_Dataset rows about figures_:
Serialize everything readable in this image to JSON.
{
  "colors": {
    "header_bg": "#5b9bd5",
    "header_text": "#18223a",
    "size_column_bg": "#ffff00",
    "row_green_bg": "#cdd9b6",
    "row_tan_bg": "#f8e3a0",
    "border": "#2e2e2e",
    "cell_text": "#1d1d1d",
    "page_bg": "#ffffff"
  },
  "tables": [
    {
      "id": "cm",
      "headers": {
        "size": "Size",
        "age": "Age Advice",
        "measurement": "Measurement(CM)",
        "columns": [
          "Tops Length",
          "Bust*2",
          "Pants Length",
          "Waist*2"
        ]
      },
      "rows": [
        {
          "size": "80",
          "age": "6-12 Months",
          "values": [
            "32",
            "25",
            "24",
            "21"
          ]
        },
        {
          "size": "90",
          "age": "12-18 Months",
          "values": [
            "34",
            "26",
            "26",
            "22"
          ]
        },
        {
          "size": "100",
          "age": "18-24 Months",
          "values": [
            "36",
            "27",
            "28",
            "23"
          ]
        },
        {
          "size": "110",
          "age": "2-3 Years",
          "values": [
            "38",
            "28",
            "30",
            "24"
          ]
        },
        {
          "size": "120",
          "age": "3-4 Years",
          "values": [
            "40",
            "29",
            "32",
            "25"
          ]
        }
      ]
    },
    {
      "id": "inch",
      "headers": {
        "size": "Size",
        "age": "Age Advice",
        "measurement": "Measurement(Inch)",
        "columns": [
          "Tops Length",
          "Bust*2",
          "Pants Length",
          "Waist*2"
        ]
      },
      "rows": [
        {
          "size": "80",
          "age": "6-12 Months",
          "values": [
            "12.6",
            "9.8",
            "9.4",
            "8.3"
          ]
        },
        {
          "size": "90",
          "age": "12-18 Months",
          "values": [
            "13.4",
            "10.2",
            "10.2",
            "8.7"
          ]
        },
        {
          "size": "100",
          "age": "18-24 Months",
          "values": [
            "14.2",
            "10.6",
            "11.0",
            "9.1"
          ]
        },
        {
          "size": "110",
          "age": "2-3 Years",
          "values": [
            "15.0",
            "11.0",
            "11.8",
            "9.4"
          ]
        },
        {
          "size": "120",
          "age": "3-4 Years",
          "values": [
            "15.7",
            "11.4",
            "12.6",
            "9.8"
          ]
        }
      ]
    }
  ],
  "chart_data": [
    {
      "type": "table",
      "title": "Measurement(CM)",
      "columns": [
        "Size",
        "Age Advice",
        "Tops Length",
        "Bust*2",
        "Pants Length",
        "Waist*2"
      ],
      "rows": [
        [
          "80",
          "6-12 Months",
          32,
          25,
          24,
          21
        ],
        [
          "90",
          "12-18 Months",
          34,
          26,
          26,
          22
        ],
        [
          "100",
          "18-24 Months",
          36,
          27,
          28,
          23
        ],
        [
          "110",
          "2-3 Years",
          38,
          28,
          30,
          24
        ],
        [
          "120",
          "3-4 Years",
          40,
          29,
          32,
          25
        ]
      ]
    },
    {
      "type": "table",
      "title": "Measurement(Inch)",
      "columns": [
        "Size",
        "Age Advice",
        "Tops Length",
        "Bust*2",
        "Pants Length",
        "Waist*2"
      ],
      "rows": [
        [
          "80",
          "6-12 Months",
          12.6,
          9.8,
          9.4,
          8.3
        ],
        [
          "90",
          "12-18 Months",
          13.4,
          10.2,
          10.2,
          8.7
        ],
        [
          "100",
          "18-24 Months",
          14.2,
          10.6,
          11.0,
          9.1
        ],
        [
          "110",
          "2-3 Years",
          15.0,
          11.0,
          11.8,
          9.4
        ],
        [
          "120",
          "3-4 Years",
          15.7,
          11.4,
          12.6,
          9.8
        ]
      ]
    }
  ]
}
...
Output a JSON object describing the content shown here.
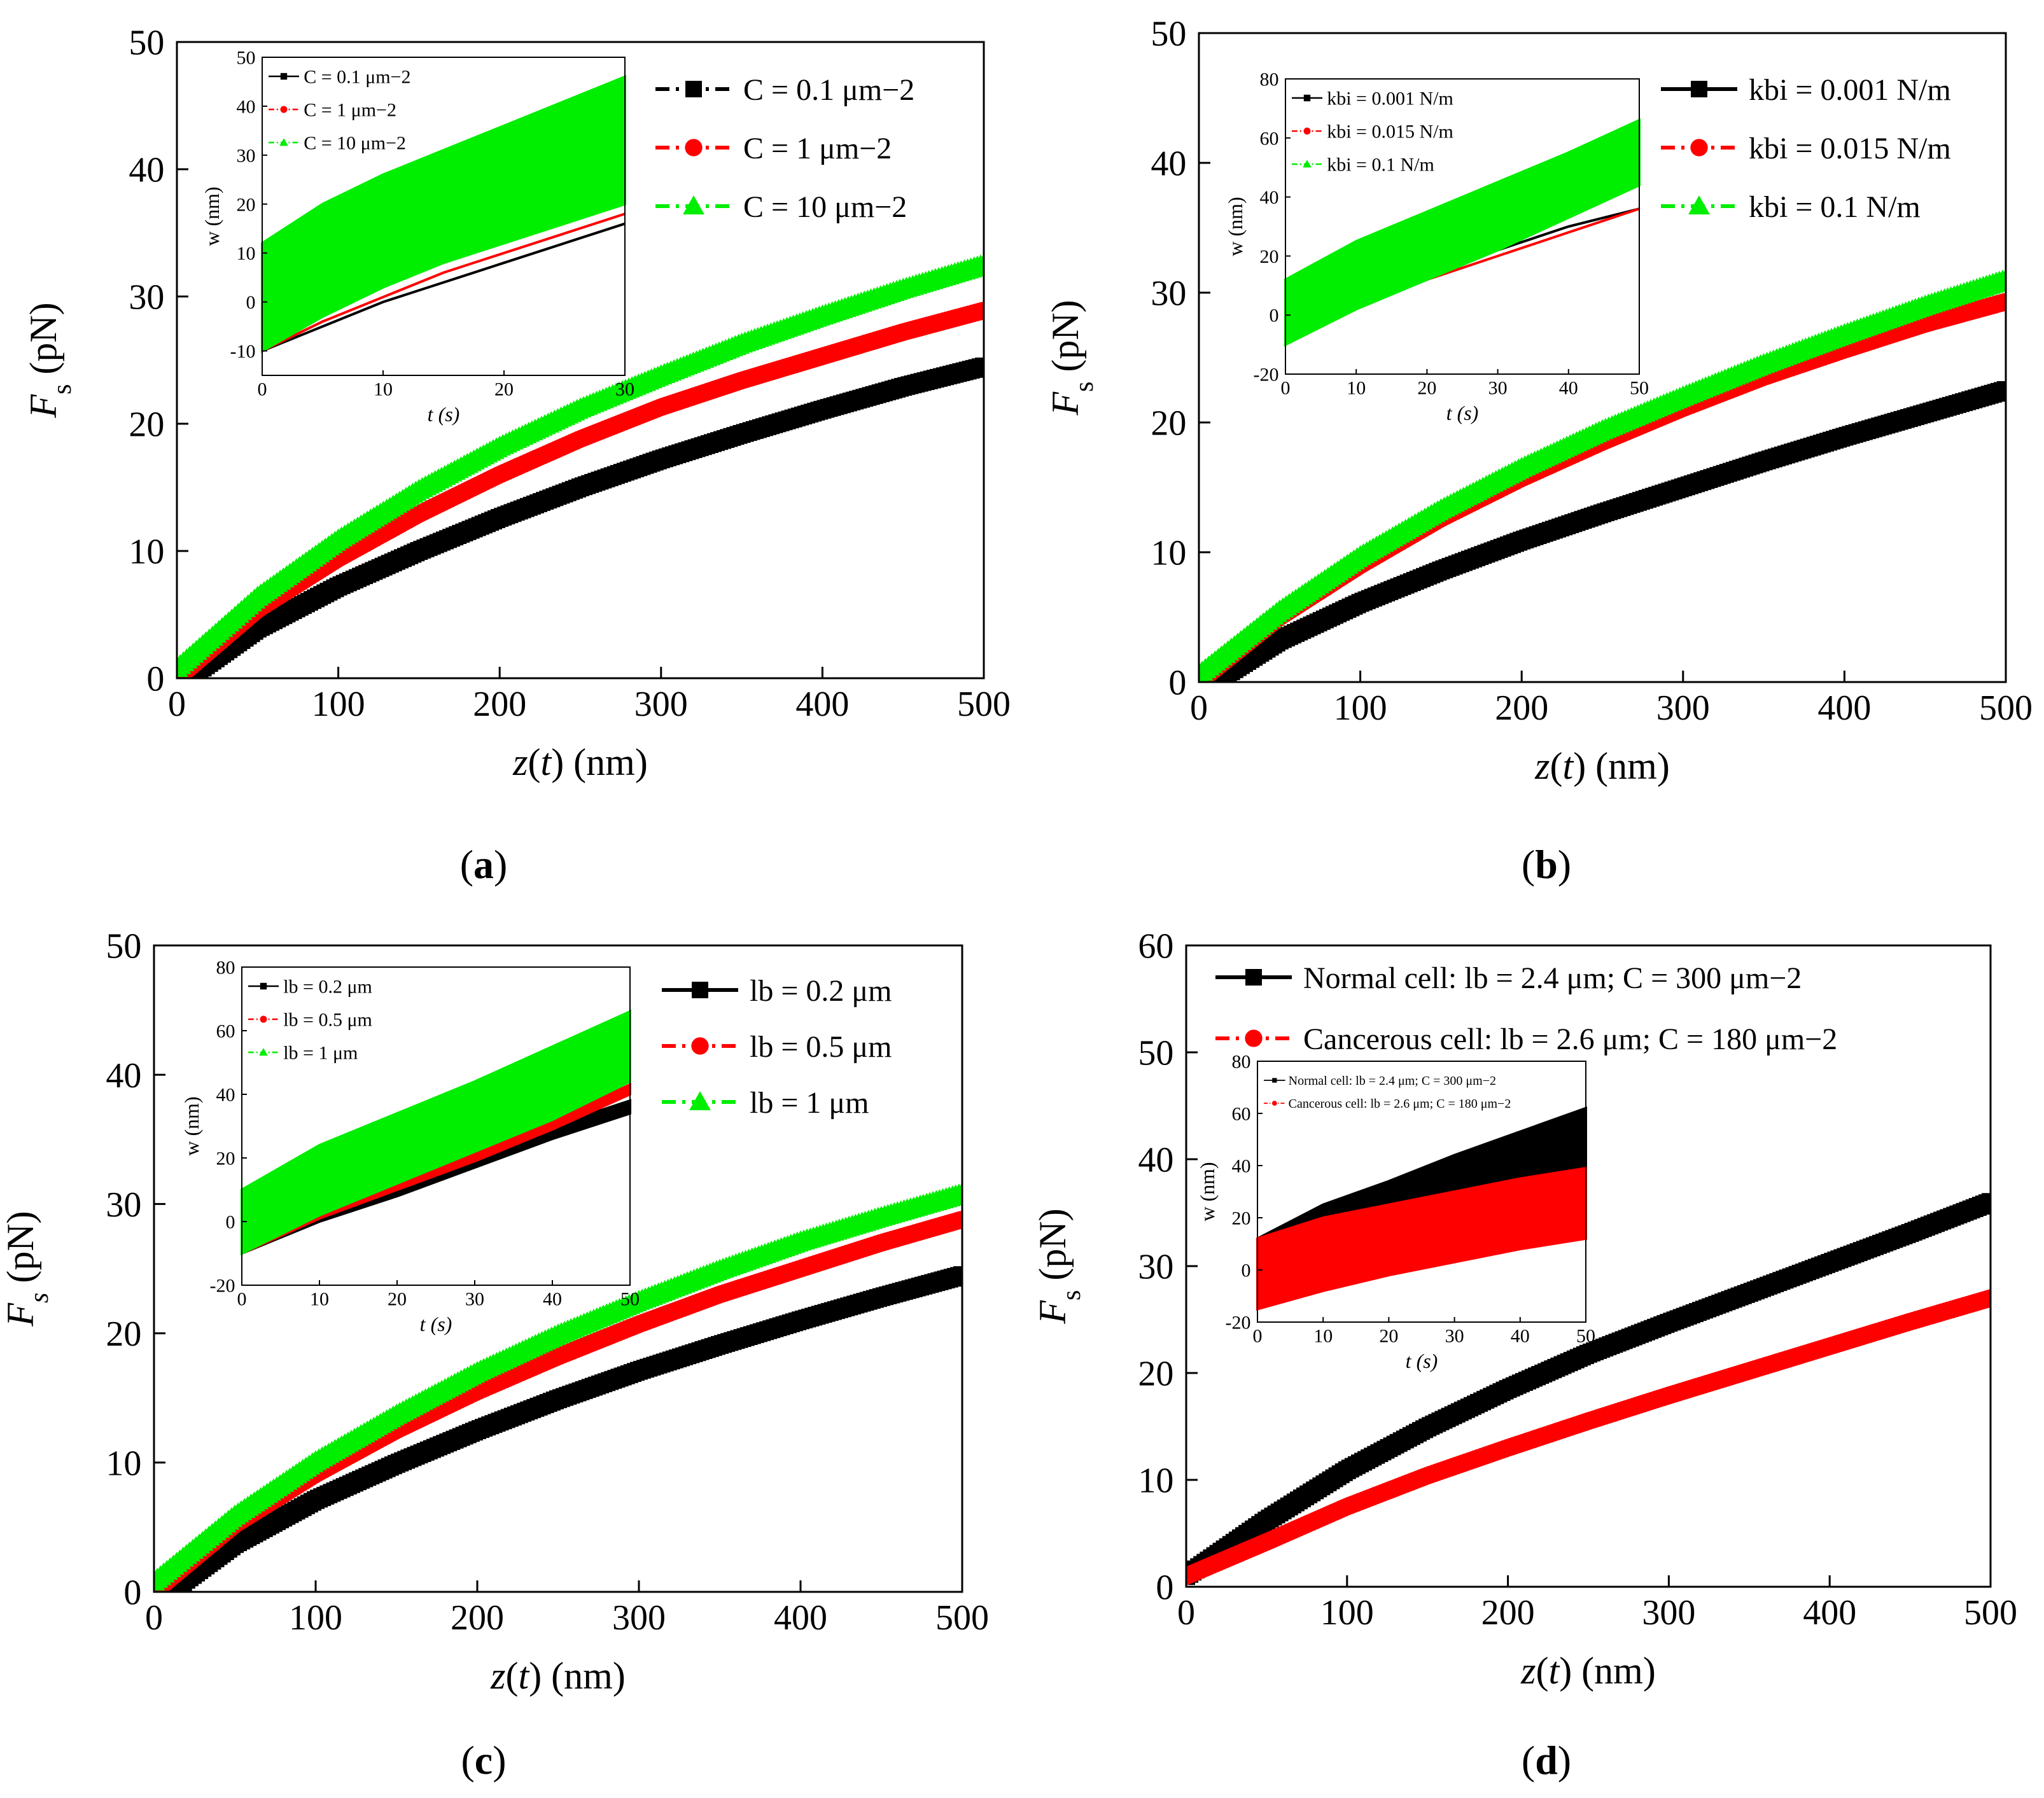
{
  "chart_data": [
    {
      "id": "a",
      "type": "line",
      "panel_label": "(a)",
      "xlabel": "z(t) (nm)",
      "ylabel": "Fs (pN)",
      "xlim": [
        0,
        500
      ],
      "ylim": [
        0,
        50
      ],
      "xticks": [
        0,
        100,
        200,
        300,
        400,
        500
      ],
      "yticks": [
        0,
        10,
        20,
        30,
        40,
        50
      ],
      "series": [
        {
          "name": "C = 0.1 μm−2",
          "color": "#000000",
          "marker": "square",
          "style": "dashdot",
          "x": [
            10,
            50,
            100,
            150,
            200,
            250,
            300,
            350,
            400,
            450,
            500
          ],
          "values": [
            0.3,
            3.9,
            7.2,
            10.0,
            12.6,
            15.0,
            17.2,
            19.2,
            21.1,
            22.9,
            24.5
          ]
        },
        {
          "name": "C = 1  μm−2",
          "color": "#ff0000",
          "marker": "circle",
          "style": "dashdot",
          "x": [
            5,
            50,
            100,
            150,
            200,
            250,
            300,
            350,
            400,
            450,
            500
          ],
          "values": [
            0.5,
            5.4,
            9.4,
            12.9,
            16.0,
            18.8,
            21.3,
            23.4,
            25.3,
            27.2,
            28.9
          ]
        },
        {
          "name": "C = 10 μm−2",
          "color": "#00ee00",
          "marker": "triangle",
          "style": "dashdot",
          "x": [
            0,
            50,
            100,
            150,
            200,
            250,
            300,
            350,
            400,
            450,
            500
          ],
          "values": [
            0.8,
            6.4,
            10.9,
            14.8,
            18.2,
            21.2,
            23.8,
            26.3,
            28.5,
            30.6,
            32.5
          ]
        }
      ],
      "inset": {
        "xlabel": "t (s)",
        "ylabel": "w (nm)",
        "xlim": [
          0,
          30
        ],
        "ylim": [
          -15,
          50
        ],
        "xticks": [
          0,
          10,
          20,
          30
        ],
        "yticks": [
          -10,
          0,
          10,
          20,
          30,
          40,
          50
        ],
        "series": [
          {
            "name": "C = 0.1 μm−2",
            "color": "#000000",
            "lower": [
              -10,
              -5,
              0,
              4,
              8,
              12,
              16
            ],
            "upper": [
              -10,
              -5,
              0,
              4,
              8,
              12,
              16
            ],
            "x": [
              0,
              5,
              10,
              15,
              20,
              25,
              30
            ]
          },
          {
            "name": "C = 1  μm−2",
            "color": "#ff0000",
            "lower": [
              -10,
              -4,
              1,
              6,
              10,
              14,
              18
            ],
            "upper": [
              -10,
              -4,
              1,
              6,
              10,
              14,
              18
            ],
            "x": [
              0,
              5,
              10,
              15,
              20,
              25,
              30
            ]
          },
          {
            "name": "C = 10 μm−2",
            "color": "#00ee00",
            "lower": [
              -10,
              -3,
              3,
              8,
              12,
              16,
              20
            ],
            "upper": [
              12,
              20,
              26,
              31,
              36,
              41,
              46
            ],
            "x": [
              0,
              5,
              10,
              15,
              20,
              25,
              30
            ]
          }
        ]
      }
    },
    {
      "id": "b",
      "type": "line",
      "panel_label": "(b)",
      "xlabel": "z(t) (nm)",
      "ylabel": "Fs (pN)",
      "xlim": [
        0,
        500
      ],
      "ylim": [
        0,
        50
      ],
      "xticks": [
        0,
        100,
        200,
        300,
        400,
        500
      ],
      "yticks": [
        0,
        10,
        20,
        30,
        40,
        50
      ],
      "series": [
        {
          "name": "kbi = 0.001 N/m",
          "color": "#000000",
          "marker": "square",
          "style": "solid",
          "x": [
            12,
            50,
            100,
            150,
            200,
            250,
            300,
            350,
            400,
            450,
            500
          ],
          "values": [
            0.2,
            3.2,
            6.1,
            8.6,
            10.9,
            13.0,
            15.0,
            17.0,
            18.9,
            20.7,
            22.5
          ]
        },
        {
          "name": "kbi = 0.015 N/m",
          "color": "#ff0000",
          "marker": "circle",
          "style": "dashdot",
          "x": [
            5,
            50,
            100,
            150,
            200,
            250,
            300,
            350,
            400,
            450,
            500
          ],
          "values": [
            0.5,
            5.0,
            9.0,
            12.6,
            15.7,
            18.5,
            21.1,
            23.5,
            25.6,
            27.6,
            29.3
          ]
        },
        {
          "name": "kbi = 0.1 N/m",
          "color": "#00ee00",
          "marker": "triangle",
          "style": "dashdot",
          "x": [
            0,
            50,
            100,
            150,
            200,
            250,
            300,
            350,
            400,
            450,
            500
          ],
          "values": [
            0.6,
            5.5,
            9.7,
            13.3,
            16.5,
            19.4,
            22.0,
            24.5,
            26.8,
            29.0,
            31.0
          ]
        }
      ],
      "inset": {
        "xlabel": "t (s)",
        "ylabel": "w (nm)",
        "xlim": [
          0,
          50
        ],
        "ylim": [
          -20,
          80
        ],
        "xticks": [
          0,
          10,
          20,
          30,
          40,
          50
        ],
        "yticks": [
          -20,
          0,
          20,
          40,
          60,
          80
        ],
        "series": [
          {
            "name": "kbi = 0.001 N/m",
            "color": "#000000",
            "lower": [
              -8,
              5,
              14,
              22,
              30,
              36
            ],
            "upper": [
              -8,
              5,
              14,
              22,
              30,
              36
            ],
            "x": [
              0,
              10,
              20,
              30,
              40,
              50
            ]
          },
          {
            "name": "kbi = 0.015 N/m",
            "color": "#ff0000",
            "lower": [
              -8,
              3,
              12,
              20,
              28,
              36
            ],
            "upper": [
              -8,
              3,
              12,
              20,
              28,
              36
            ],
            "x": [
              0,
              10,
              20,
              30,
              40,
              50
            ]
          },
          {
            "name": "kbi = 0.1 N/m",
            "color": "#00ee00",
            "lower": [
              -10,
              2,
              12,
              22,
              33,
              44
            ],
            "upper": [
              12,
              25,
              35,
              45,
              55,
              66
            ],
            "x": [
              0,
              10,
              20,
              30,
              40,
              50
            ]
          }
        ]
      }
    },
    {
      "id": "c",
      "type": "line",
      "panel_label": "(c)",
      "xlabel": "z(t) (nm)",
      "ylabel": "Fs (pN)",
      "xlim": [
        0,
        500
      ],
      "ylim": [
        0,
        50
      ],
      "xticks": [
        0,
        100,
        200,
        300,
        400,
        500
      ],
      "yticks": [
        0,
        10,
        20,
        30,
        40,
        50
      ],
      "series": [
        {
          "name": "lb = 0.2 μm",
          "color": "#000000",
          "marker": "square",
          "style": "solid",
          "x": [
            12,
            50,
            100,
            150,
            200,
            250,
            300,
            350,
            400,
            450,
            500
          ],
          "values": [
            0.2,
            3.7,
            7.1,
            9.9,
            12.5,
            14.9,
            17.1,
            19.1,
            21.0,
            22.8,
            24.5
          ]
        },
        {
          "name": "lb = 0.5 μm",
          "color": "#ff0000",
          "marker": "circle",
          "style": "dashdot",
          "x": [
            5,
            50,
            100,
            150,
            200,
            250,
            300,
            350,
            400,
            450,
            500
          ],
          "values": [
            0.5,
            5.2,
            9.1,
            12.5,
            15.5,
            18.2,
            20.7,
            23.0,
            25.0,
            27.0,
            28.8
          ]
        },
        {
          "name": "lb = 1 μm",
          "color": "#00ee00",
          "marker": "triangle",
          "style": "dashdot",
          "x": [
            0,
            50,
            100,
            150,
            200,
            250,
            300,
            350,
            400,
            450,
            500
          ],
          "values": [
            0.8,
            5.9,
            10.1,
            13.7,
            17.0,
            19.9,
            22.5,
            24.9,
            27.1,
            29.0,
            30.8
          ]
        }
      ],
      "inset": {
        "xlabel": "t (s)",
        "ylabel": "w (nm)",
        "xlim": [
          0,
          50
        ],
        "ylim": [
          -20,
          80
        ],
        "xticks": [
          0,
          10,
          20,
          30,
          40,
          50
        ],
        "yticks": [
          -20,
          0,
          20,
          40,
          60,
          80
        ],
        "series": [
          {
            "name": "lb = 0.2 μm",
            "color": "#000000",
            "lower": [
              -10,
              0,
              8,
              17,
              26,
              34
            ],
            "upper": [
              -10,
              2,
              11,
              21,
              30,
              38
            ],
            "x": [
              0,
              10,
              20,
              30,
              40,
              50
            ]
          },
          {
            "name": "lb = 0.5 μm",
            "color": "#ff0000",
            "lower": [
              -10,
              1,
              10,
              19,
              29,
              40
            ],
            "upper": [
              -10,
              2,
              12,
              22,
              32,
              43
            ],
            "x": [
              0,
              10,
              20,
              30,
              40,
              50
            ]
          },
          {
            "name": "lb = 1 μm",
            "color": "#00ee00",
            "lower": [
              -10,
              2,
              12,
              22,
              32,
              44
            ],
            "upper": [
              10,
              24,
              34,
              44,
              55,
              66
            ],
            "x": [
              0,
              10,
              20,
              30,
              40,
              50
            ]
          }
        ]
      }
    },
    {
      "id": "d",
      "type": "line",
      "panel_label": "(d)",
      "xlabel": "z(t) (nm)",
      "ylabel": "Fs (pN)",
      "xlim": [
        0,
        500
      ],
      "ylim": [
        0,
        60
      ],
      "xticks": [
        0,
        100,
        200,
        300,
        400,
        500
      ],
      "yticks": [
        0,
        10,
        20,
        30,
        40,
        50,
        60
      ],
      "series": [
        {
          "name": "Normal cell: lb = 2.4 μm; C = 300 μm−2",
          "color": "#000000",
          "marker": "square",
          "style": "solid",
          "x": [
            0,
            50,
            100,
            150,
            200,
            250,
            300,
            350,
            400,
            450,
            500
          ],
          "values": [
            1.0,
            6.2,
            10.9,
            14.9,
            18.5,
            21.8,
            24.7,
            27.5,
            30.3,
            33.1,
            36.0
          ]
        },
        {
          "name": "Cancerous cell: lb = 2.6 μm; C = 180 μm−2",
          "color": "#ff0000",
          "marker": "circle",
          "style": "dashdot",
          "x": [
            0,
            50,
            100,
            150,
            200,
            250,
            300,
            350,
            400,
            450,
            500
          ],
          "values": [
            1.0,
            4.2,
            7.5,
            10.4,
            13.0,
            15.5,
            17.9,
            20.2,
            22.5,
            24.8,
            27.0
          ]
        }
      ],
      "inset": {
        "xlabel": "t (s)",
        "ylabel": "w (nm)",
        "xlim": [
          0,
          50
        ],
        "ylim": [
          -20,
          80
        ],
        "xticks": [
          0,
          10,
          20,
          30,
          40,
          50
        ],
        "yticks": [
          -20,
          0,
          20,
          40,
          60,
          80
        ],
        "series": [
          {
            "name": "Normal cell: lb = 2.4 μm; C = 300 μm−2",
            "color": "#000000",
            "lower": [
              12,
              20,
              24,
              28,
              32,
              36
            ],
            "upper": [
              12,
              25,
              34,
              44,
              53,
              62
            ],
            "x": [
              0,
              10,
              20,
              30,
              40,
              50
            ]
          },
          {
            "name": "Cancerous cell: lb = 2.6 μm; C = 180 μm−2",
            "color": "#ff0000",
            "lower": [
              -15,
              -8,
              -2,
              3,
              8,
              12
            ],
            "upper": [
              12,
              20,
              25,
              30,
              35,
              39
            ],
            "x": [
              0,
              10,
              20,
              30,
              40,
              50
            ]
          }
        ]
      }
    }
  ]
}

_TASK OBJECTIVE_: Return, from the data, each line that has the word "Normal" in it.

_COMPLETE OUTPUT_:
          "name": "Normal cell: lb = 2.4 μm; C = 300 μm−2",
            "name": "Normal cell: lb = 2.4 μm; C = 300 μm−2",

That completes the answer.